Below is a listing to write out in full, exactly as given, without its pictures.

•••

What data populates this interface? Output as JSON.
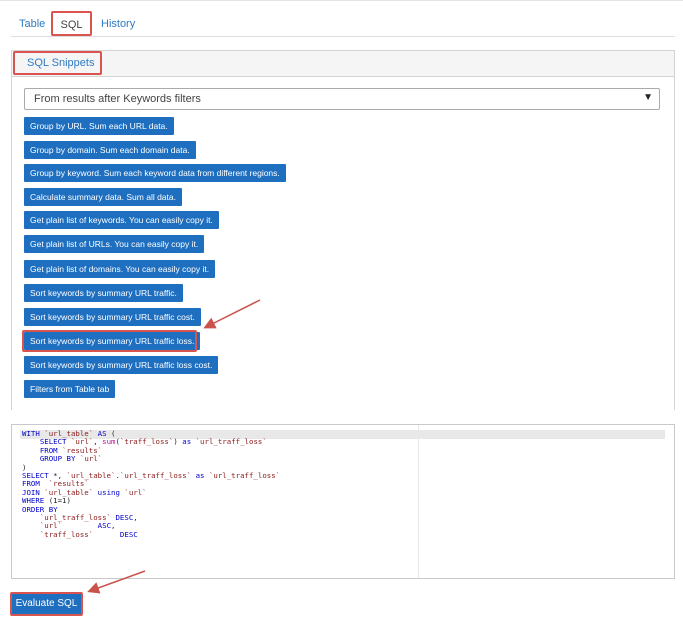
{
  "tabs": [
    {
      "label": "Table"
    },
    {
      "label": "SQL"
    },
    {
      "label": "History"
    }
  ],
  "snippets_panel": {
    "title": "SQL Snippets",
    "select_value": "From results after Keywords filters",
    "buttons": [
      "Group by URL. Sum each URL data.",
      "Group by domain. Sum each domain data.",
      "Group by keyword. Sum each keyword data from different regions.",
      "Calculate summary data. Sum all data.",
      "Get plain list of keywords. You can easily copy it.",
      "Get plain list of URLs. You can easily copy it.",
      "Get plain list of domains. You can easily copy it.",
      "Sort keywords by summary URL traffic.",
      "Sort keywords by summary URL traffic cost.",
      "Sort keywords by summary URL traffic loss.",
      "Sort keywords by summary URL traffic loss cost.",
      "Filters from Table tab"
    ]
  },
  "editor": {
    "lines": [
      "WITH `url_table` AS (",
      "    SELECT `url`, sum(`traff_loss`) as `url_traff_loss`",
      "    FROM `results`",
      "    GROUP BY `url`",
      ")",
      "SELECT *, `url_table`.`url_traff_loss` as `url_traff_loss`",
      "FROM  `results`",
      "JOIN `url_table` using `url`",
      "WHERE (1=1)",
      "ORDER BY",
      "    `url_traff_loss` DESC,",
      "    `url`        ASC,",
      "    `traff_loss`      DESC"
    ]
  },
  "evaluate_button": "Evaluate SQL",
  "colors": {
    "accent": "#1f6fc0",
    "link": "#2e7bc4",
    "highlight": "#d9534f"
  }
}
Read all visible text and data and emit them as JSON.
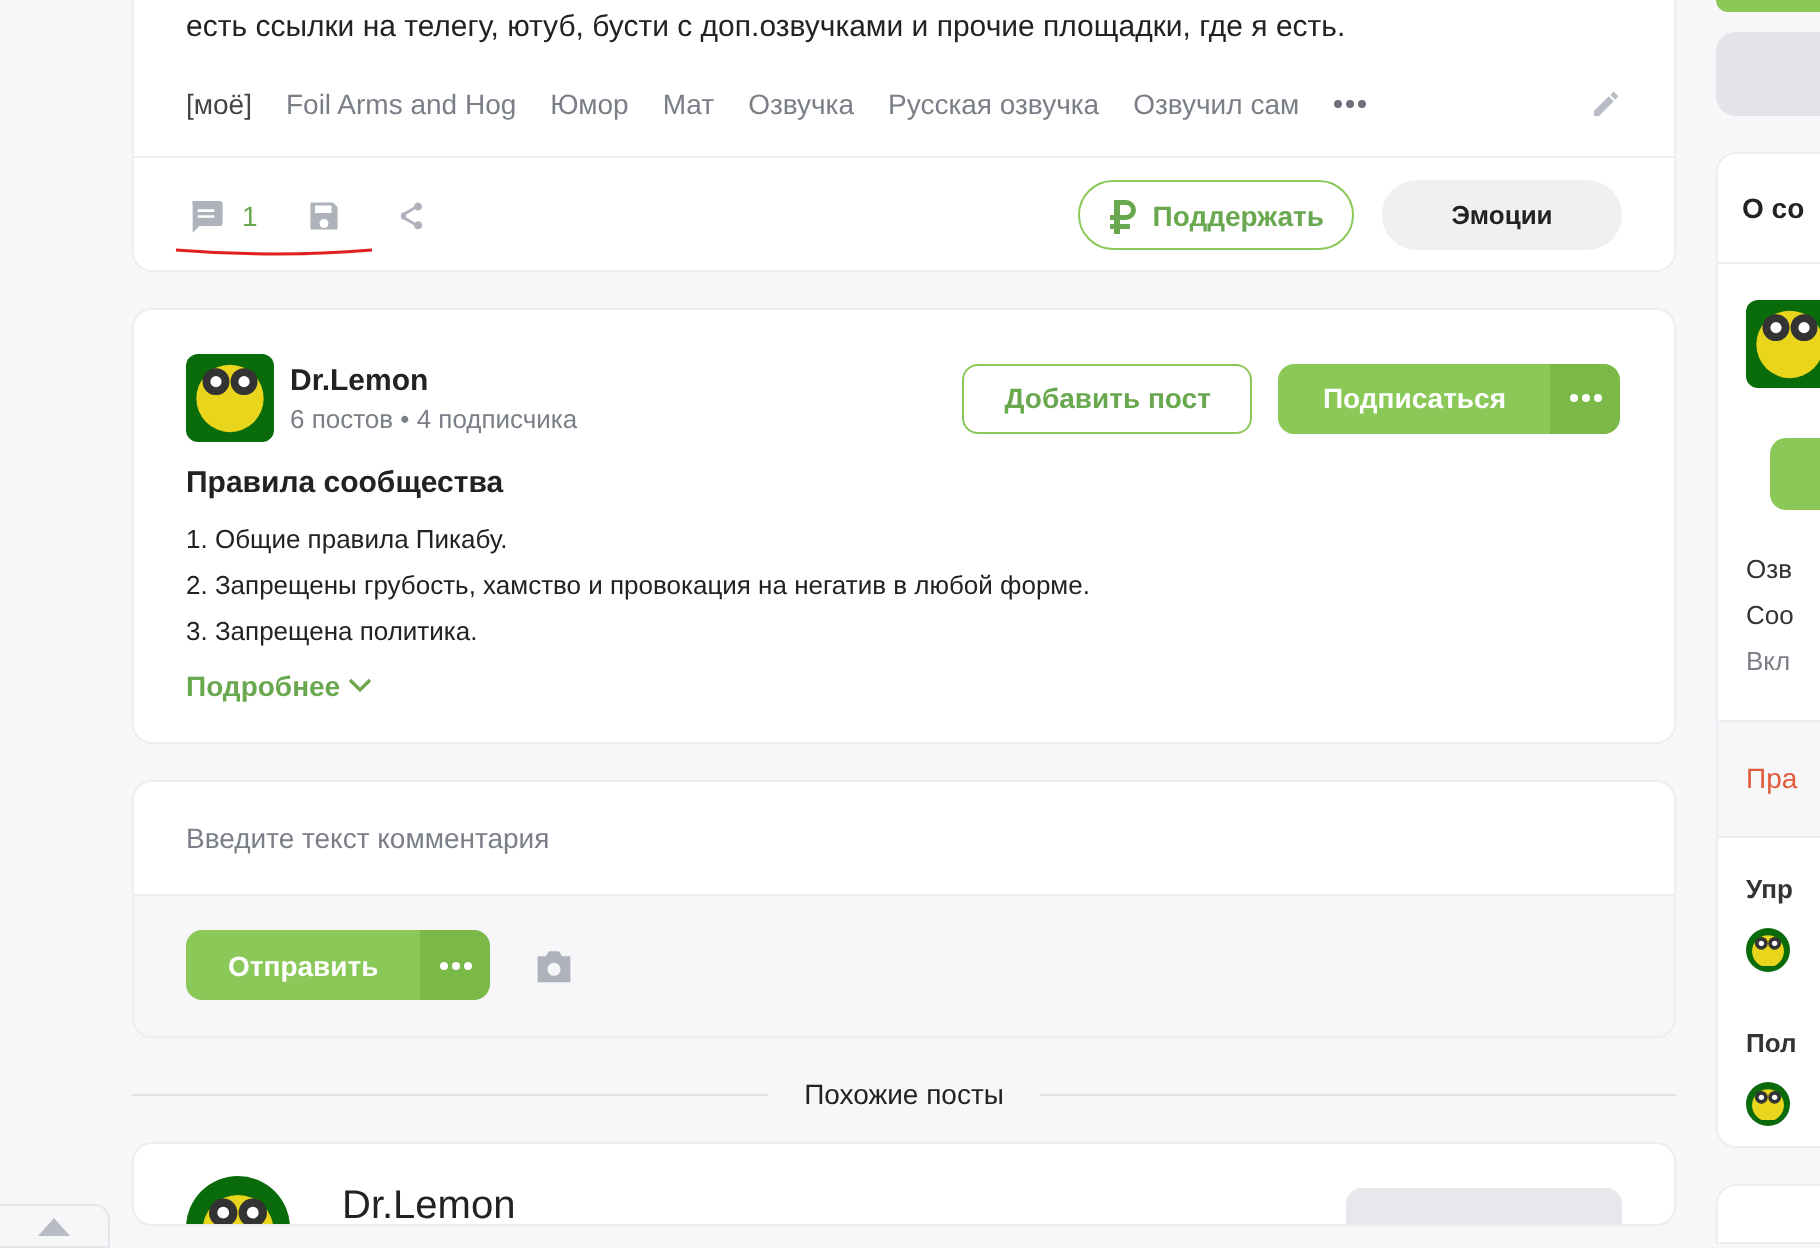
{
  "post": {
    "text": "есть ссылки на телегу, ютуб, бусти с доп.озвучками и прочие площадки, где я есть.",
    "tags": [
      "[моё]",
      "Foil Arms and Hog",
      "Юмор",
      "Мат",
      "Озвучка",
      "Русская озвучка",
      "Озвучил сам"
    ],
    "comments_count": "1",
    "support_button": "Поддержать",
    "emotions_button": "Эмоции"
  },
  "community": {
    "name": "Dr.Lemon",
    "stats": "6 постов • 4 подписчика",
    "add_post_button": "Добавить пост",
    "subscribe_button": "Подписаться",
    "rules_title": "Правила сообщества",
    "rules": [
      "1. Общие правила Пикабу.",
      "2. Запрещены грубость, хамство и провокация на негатив в любой форме.",
      "3. Запрещена политика."
    ],
    "more_link": "Подробнее"
  },
  "comment_form": {
    "placeholder": "Введите текст комментария",
    "send_button": "Отправить"
  },
  "similar_heading": "Похожие посты",
  "similar_post": {
    "author": "Dr.Lemon"
  },
  "sidebar": {
    "heading": "О со",
    "lines": [
      {
        "text": "Озв",
        "muted": false
      },
      {
        "text": "Соо",
        "muted": false
      },
      {
        "text": "Вкл",
        "muted": true
      }
    ],
    "rules_link": "Пра",
    "sections": [
      "Упр",
      "Пол"
    ]
  }
}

•••

◆ **WRITTEN SOLUTION**:
What data populates this interface? Output as JSON.
{
  "tabs": [
    {
      "label": "Table"
    },
    {
      "label": "SQL"
    },
    {
      "label": "History"
    }
  ],
  "snippets_panel": {
    "title": "SQL Snippets",
    "select_value": "From results after Keywords filters",
    "buttons": [
      "Group by URL. Sum each URL data.",
      "Group by domain. Sum each domain data.",
      "Group by keyword. Sum each keyword data from different regions.",
      "Calculate summary data. Sum all data.",
      "Get plain list of keywords. You can easily copy it.",
      "Get plain list of URLs. You can easily copy it.",
      "Get plain list of domains. You can easily copy it.",
      "Sort keywords by summary URL traffic.",
      "Sort keywords by summary URL traffic cost.",
      "Sort keywords by summary URL traffic loss.",
      "Sort keywords by summary URL traffic loss cost.",
      "Filters from Table tab"
    ]
  },
  "editor": {
    "lines": [
      "WITH `url_table` AS (",
      "    SELECT `url`, sum(`traff_loss`) as `url_traff_loss`",
      "    FROM `results`",
      "    GROUP BY `url`",
      ")",
      "SELECT *, `url_table`.`url_traff_loss` as `url_traff_loss`",
      "FROM  `results`",
      "JOIN `url_table` using `url`",
      "WHERE (1=1)",
      "ORDER BY",
      "    `url_traff_loss` DESC,",
      "    `url`        ASC,",
      "    `traff_loss`      DESC"
    ]
  },
  "evaluate_button": "Evaluate SQL",
  "colors": {
    "accent": "#1f6fc0",
    "link": "#2e7bc4",
    "highlight": "#d9534f"
  }
}
Read all visible text and data and emit them as JSON.
{
  "post": {
    "text": "есть ссылки на телегу, ютуб, бусти с доп.озвучками и прочие площадки, где я есть.",
    "tags": [
      "[моё]",
      "Foil Arms and Hog",
      "Юмор",
      "Мат",
      "Озвучка",
      "Русская озвучка",
      "Озвучил сам"
    ],
    "comments_count": "1",
    "support_button": "Поддержать",
    "emotions_button": "Эмоции"
  },
  "community": {
    "name": "Dr.Lemon",
    "stats": "6 постов • 4 подписчика",
    "add_post_button": "Добавить пост",
    "subscribe_button": "Подписаться",
    "rules_title": "Правила сообщества",
    "rules": [
      "1. Общие правила Пикабу.",
      "2. Запрещены грубость, хамство и провокация на негатив в любой форме.",
      "3. Запрещена политика."
    ],
    "more_link": "Подробнее"
  },
  "comment_form": {
    "placeholder": "Введите текст комментария",
    "send_button": "Отправить"
  },
  "similar_heading": "Похожие посты",
  "similar_post": {
    "author": "Dr.Lemon"
  },
  "sidebar": {
    "heading": "О со",
    "lines": [
      {
        "text": "Озв",
        "muted": false
      },
      {
        "text": "Соо",
        "muted": false
      },
      {
        "text": "Вкл",
        "muted": true
      }
    ],
    "rules_link": "Пра",
    "sections": [
      "Упр",
      "Пол"
    ]
  }
}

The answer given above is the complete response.